§ **WHAT IS ASKED**
Reproduce all entries word for word.

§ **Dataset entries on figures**
==========

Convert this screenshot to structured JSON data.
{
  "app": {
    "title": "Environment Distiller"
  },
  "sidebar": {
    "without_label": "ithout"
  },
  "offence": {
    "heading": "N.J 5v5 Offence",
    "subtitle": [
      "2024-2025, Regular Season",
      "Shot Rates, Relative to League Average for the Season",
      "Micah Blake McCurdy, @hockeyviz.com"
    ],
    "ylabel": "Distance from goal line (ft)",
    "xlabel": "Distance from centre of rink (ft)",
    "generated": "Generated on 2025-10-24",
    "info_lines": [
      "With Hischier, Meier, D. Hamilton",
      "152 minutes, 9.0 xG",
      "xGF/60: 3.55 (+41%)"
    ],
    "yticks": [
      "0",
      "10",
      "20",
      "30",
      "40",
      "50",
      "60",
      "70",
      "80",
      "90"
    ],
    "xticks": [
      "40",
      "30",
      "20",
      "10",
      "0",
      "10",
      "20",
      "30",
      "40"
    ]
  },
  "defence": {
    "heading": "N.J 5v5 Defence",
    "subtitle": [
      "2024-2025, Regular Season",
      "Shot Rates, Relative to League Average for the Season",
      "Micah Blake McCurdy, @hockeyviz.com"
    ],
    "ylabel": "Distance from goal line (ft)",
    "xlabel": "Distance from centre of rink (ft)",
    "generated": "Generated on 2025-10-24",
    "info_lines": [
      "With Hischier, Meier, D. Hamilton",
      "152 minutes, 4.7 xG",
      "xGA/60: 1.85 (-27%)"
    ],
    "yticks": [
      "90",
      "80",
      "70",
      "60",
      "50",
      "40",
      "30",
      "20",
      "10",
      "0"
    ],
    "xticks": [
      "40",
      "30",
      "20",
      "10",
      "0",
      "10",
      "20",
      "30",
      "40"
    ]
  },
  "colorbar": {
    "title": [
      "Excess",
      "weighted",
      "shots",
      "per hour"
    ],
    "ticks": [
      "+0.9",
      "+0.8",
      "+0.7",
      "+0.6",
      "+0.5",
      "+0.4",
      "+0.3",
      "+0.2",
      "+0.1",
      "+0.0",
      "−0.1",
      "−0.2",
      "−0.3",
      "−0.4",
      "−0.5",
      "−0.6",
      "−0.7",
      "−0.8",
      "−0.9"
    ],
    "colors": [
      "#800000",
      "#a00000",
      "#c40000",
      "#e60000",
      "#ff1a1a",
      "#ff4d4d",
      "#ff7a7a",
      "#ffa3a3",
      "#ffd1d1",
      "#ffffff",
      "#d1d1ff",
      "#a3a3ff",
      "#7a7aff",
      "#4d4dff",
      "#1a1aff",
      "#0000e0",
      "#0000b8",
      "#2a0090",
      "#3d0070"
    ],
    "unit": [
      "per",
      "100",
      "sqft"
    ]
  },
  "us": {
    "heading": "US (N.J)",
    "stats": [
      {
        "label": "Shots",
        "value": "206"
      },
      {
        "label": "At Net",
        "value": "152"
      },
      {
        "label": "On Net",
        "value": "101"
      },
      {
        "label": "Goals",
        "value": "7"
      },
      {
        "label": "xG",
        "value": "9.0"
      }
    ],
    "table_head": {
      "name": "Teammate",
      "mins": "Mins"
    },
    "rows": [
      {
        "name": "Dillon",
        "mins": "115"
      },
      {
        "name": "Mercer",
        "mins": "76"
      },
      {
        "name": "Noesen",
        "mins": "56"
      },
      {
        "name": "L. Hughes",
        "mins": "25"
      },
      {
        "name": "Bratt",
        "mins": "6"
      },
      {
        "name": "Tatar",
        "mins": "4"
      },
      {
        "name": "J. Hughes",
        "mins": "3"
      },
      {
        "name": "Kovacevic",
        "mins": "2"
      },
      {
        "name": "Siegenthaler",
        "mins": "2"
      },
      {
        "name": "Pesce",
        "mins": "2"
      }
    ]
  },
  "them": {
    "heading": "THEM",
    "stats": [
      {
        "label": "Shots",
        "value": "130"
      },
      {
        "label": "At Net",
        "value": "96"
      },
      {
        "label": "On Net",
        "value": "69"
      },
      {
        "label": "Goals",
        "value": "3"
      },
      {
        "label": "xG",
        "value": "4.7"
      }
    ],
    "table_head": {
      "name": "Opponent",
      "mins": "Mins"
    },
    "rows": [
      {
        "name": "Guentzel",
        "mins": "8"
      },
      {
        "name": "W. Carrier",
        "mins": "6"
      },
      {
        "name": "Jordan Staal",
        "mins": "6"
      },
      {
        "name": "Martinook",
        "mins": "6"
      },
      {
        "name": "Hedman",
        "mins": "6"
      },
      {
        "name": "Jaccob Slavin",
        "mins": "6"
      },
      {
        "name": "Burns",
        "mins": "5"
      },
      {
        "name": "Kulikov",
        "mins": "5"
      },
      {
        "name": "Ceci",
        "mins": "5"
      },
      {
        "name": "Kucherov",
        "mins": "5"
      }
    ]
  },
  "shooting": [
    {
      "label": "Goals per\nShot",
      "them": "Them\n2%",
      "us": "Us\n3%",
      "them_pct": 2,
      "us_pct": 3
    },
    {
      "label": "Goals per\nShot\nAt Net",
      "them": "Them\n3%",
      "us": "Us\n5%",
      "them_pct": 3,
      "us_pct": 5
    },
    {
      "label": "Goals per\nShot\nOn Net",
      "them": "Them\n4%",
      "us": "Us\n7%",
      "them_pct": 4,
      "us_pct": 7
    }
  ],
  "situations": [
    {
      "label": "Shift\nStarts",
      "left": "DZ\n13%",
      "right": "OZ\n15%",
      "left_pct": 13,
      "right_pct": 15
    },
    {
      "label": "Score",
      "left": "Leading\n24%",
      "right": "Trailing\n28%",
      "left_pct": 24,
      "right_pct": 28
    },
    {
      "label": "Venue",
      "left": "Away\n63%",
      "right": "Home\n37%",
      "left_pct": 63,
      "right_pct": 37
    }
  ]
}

==========

§ **FINAL RESULT**
Convert this screenshot to structured JSON data.
{
  "app": {
    "title": "Environment Distiller"
  },
  "sidebar": {
    "without_label": "ithout"
  },
  "offence": {
    "heading": "N.J 5v5 Offence",
    "subtitle": [
      "2024-2025, Regular Season",
      "Shot Rates, Relative to League Average for the Season",
      "Micah Blake McCurdy, @hockeyviz.com"
    ],
    "ylabel": "Distance from goal line (ft)",
    "xlabel": "Distance from centre of rink (ft)",
    "generated": "Generated on 2025-10-24",
    "info_lines": [
      "With Hischier, Meier, D. Hamilton",
      "152 minutes, 9.0 xG",
      "xGF/60: 3.55 (+41%)"
    ],
    "yticks": [
      "0",
      "10",
      "20",
      "30",
      "40",
      "50",
      "60",
      "70",
      "80",
      "90"
    ],
    "xticks": [
      "40",
      "30",
      "20",
      "10",
      "0",
      "10",
      "20",
      "30",
      "40"
    ]
  },
  "defence": {
    "heading": "N.J 5v5 Defence",
    "subtitle": [
      "2024-2025, Regular Season",
      "Shot Rates, Relative to League Average for the Season",
      "Micah Blake McCurdy, @hockeyviz.com"
    ],
    "ylabel": "Distance from goal line (ft)",
    "xlabel": "Distance from centre of rink (ft)",
    "generated": "Generated on 2025-10-24",
    "info_lines": [
      "With Hischier, Meier, D. Hamilton",
      "152 minutes, 4.7 xG",
      "xGA/60: 1.85 (-27%)"
    ],
    "yticks": [
      "90",
      "80",
      "70",
      "60",
      "50",
      "40",
      "30",
      "20",
      "10",
      "0"
    ],
    "xticks": [
      "40",
      "30",
      "20",
      "10",
      "0",
      "10",
      "20",
      "30",
      "40"
    ]
  },
  "colorbar": {
    "title": [
      "Excess",
      "weighted",
      "shots",
      "per hour"
    ],
    "ticks": [
      "+0.9",
      "+0.8",
      "+0.7",
      "+0.6",
      "+0.5",
      "+0.4",
      "+0.3",
      "+0.2",
      "+0.1",
      "+0.0",
      "−0.1",
      "−0.2",
      "−0.3",
      "−0.4",
      "−0.5",
      "−0.6",
      "−0.7",
      "−0.8",
      "−0.9"
    ],
    "colors": [
      "#800000",
      "#a00000",
      "#c40000",
      "#e60000",
      "#ff1a1a",
      "#ff4d4d",
      "#ff7a7a",
      "#ffa3a3",
      "#ffd1d1",
      "#ffffff",
      "#d1d1ff",
      "#a3a3ff",
      "#7a7aff",
      "#4d4dff",
      "#1a1aff",
      "#0000e0",
      "#0000b8",
      "#2a0090",
      "#3d0070"
    ],
    "unit": [
      "per",
      "100",
      "sqft"
    ]
  },
  "us": {
    "heading": "US (N.J)",
    "stats": [
      {
        "label": "Shots",
        "value": "206"
      },
      {
        "label": "At Net",
        "value": "152"
      },
      {
        "label": "On Net",
        "value": "101"
      },
      {
        "label": "Goals",
        "value": "7"
      },
      {
        "label": "xG",
        "value": "9.0"
      }
    ],
    "table_head": {
      "name": "Teammate",
      "mins": "Mins"
    },
    "rows": [
      {
        "name": "Dillon",
        "mins": "115"
      },
      {
        "name": "Mercer",
        "mins": "76"
      },
      {
        "name": "Noesen",
        "mins": "56"
      },
      {
        "name": "L. Hughes",
        "mins": "25"
      },
      {
        "name": "Bratt",
        "mins": "6"
      },
      {
        "name": "Tatar",
        "mins": "4"
      },
      {
        "name": "J. Hughes",
        "mins": "3"
      },
      {
        "name": "Kovacevic",
        "mins": "2"
      },
      {
        "name": "Siegenthaler",
        "mins": "2"
      },
      {
        "name": "Pesce",
        "mins": "2"
      }
    ]
  },
  "them": {
    "heading": "THEM",
    "stats": [
      {
        "label": "Shots",
        "value": "130"
      },
      {
        "label": "At Net",
        "value": "96"
      },
      {
        "label": "On Net",
        "value": "69"
      },
      {
        "label": "Goals",
        "value": "3"
      },
      {
        "label": "xG",
        "value": "4.7"
      }
    ],
    "table_head": {
      "name": "Opponent",
      "mins": "Mins"
    },
    "rows": [
      {
        "name": "Guentzel",
        "mins": "8"
      },
      {
        "name": "W. Carrier",
        "mins": "6"
      },
      {
        "name": "Jordan Staal",
        "mins": "6"
      },
      {
        "name": "Martinook",
        "mins": "6"
      },
      {
        "name": "Hedman",
        "mins": "6"
      },
      {
        "name": "Jaccob Slavin",
        "mins": "6"
      },
      {
        "name": "Burns",
        "mins": "5"
      },
      {
        "name": "Kulikov",
        "mins": "5"
      },
      {
        "name": "Ceci",
        "mins": "5"
      },
      {
        "name": "Kucherov",
        "mins": "5"
      }
    ]
  },
  "shooting": [
    {
      "label": "Goals per\nShot",
      "them": "Them\n2%",
      "us": "Us\n3%",
      "them_pct": 2,
      "us_pct": 3
    },
    {
      "label": "Goals per\nShot\nAt Net",
      "them": "Them\n3%",
      "us": "Us\n5%",
      "them_pct": 3,
      "us_pct": 5
    },
    {
      "label": "Goals per\nShot\nOn Net",
      "them": "Them\n4%",
      "us": "Us\n7%",
      "them_pct": 4,
      "us_pct": 7
    }
  ],
  "situations": [
    {
      "label": "Shift\nStarts",
      "left": "DZ\n13%",
      "right": "OZ\n15%",
      "left_pct": 13,
      "right_pct": 15
    },
    {
      "label": "Score",
      "left": "Leading\n24%",
      "right": "Trailing\n28%",
      "left_pct": 24,
      "right_pct": 28
    },
    {
      "label": "Venue",
      "left": "Away\n63%",
      "right": "Home\n37%",
      "left_pct": 63,
      "right_pct": 37
    }
  ]
}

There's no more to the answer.